Material:
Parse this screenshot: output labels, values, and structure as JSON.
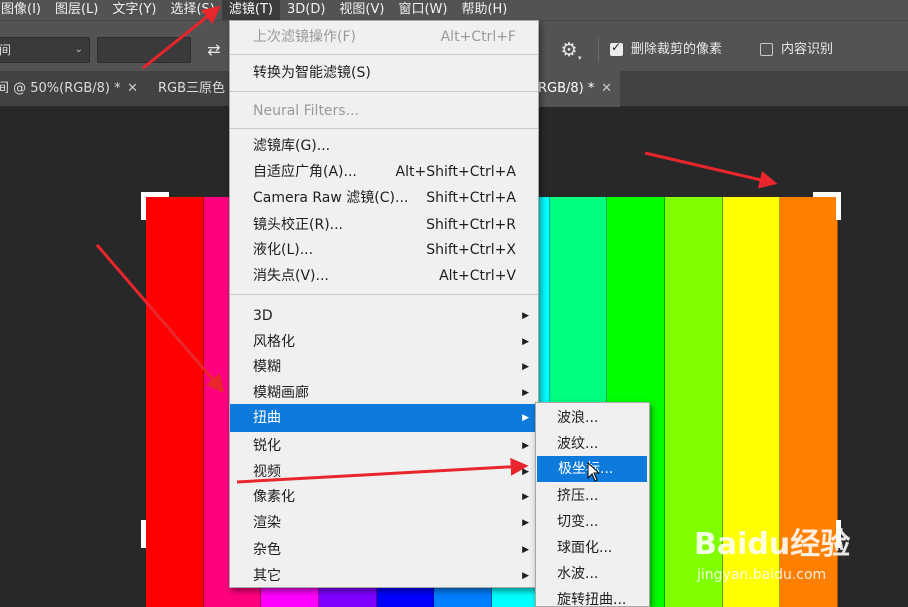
{
  "menubar": {
    "items": [
      "图像(I)",
      "图层(L)",
      "文字(Y)",
      "选择(S)",
      "滤镜(T)",
      "3D(D)",
      "视图(V)",
      "窗口(W)",
      "帮助(H)"
    ]
  },
  "options": {
    "select_value": "间",
    "checkbox_delete_cropped": {
      "label": "删除裁剪的像素",
      "checked": true
    },
    "checkbox_content_aware": {
      "label": "内容识别",
      "checked": false
    }
  },
  "tabs": [
    {
      "label": "间 @ 50%(RGB/8) *"
    },
    {
      "label": "RGB三原色"
    },
    {
      "label": "RGB/8) *"
    }
  ],
  "filter_menu": {
    "items": [
      {
        "label": "上次滤镜操作(F)",
        "shortcut": "Alt+Ctrl+F",
        "disabled": true
      },
      {
        "label": "转换为智能滤镜(S)",
        "shortcut": ""
      },
      {
        "label": "Neural Filters...",
        "shortcut": "",
        "disabled": true
      },
      {
        "label": "滤镜库(G)...",
        "shortcut": ""
      },
      {
        "label": "自适应广角(A)...",
        "shortcut": "Alt+Shift+Ctrl+A"
      },
      {
        "label": "Camera Raw 滤镜(C)...",
        "shortcut": "Shift+Ctrl+A"
      },
      {
        "label": "镜头校正(R)...",
        "shortcut": "Shift+Ctrl+R"
      },
      {
        "label": "液化(L)...",
        "shortcut": "Shift+Ctrl+X"
      },
      {
        "label": "消失点(V)...",
        "shortcut": "Alt+Ctrl+V"
      },
      {
        "label": "3D",
        "submenu": true
      },
      {
        "label": "风格化",
        "submenu": true
      },
      {
        "label": "模糊",
        "submenu": true
      },
      {
        "label": "模糊画廊",
        "submenu": true
      },
      {
        "label": "扭曲",
        "submenu": true,
        "highlighted": true
      },
      {
        "label": "锐化",
        "submenu": true
      },
      {
        "label": "视频",
        "submenu": true
      },
      {
        "label": "像素化",
        "submenu": true
      },
      {
        "label": "渲染",
        "submenu": true
      },
      {
        "label": "杂色",
        "submenu": true
      },
      {
        "label": "其它",
        "submenu": true
      }
    ]
  },
  "distort_submenu": {
    "items": [
      {
        "label": "波浪..."
      },
      {
        "label": "波纹..."
      },
      {
        "label": "极坐标...",
        "highlighted": true
      },
      {
        "label": "挤压..."
      },
      {
        "label": "切变..."
      },
      {
        "label": "球面化..."
      },
      {
        "label": "水波..."
      },
      {
        "label": "旋转扭曲..."
      }
    ]
  },
  "canvas": {
    "stripe_colors": [
      "#ff0000",
      "#ff007f",
      "#ff00ff",
      "#7f00ff",
      "#0000ff",
      "#007fff",
      "#00ffff",
      "#00ff7f",
      "#00ff00",
      "#7fff00",
      "#ffff00",
      "#ff7f00"
    ]
  },
  "colors": {
    "menu_highlight": "#0e7bdc",
    "annotation_arrow": "#e8262c"
  },
  "watermark": {
    "logo": "Baidu经验",
    "url": "jingyan.baidu.com"
  }
}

Task requirements: Reproduce the listing above exactly, excluding all pictures.

Answer for the task:
Parse this screenshot: output labels, values, and structure as JSON.
{
  "menubar": {
    "items": [
      "图像(I)",
      "图层(L)",
      "文字(Y)",
      "选择(S)",
      "滤镜(T)",
      "3D(D)",
      "视图(V)",
      "窗口(W)",
      "帮助(H)"
    ]
  },
  "options": {
    "select_value": "间",
    "checkbox_delete_cropped": {
      "label": "删除裁剪的像素",
      "checked": true
    },
    "checkbox_content_aware": {
      "label": "内容识别",
      "checked": false
    }
  },
  "tabs": [
    {
      "label": "间 @ 50%(RGB/8) *"
    },
    {
      "label": "RGB三原色"
    },
    {
      "label": "RGB/8) *"
    }
  ],
  "filter_menu": {
    "items": [
      {
        "label": "上次滤镜操作(F)",
        "shortcut": "Alt+Ctrl+F",
        "disabled": true
      },
      {
        "label": "转换为智能滤镜(S)",
        "shortcut": ""
      },
      {
        "label": "Neural Filters...",
        "shortcut": "",
        "disabled": true
      },
      {
        "label": "滤镜库(G)...",
        "shortcut": ""
      },
      {
        "label": "自适应广角(A)...",
        "shortcut": "Alt+Shift+Ctrl+A"
      },
      {
        "label": "Camera Raw 滤镜(C)...",
        "shortcut": "Shift+Ctrl+A"
      },
      {
        "label": "镜头校正(R)...",
        "shortcut": "Shift+Ctrl+R"
      },
      {
        "label": "液化(L)...",
        "shortcut": "Shift+Ctrl+X"
      },
      {
        "label": "消失点(V)...",
        "shortcut": "Alt+Ctrl+V"
      },
      {
        "label": "3D",
        "submenu": true
      },
      {
        "label": "风格化",
        "submenu": true
      },
      {
        "label": "模糊",
        "submenu": true
      },
      {
        "label": "模糊画廊",
        "submenu": true
      },
      {
        "label": "扭曲",
        "submenu": true,
        "highlighted": true
      },
      {
        "label": "锐化",
        "submenu": true
      },
      {
        "label": "视频",
        "submenu": true
      },
      {
        "label": "像素化",
        "submenu": true
      },
      {
        "label": "渲染",
        "submenu": true
      },
      {
        "label": "杂色",
        "submenu": true
      },
      {
        "label": "其它",
        "submenu": true
      }
    ]
  },
  "distort_submenu": {
    "items": [
      {
        "label": "波浪..."
      },
      {
        "label": "波纹..."
      },
      {
        "label": "极坐标...",
        "highlighted": true
      },
      {
        "label": "挤压..."
      },
      {
        "label": "切变..."
      },
      {
        "label": "球面化..."
      },
      {
        "label": "水波..."
      },
      {
        "label": "旋转扭曲..."
      }
    ]
  },
  "canvas": {
    "stripe_colors": [
      "#ff0000",
      "#ff007f",
      "#ff00ff",
      "#7f00ff",
      "#0000ff",
      "#007fff",
      "#00ffff",
      "#00ff7f",
      "#00ff00",
      "#7fff00",
      "#ffff00",
      "#ff7f00"
    ]
  },
  "colors": {
    "menu_highlight": "#0e7bdc",
    "annotation_arrow": "#e8262c"
  },
  "watermark": {
    "logo": "Baidu经验",
    "url": "jingyan.baidu.com"
  }
}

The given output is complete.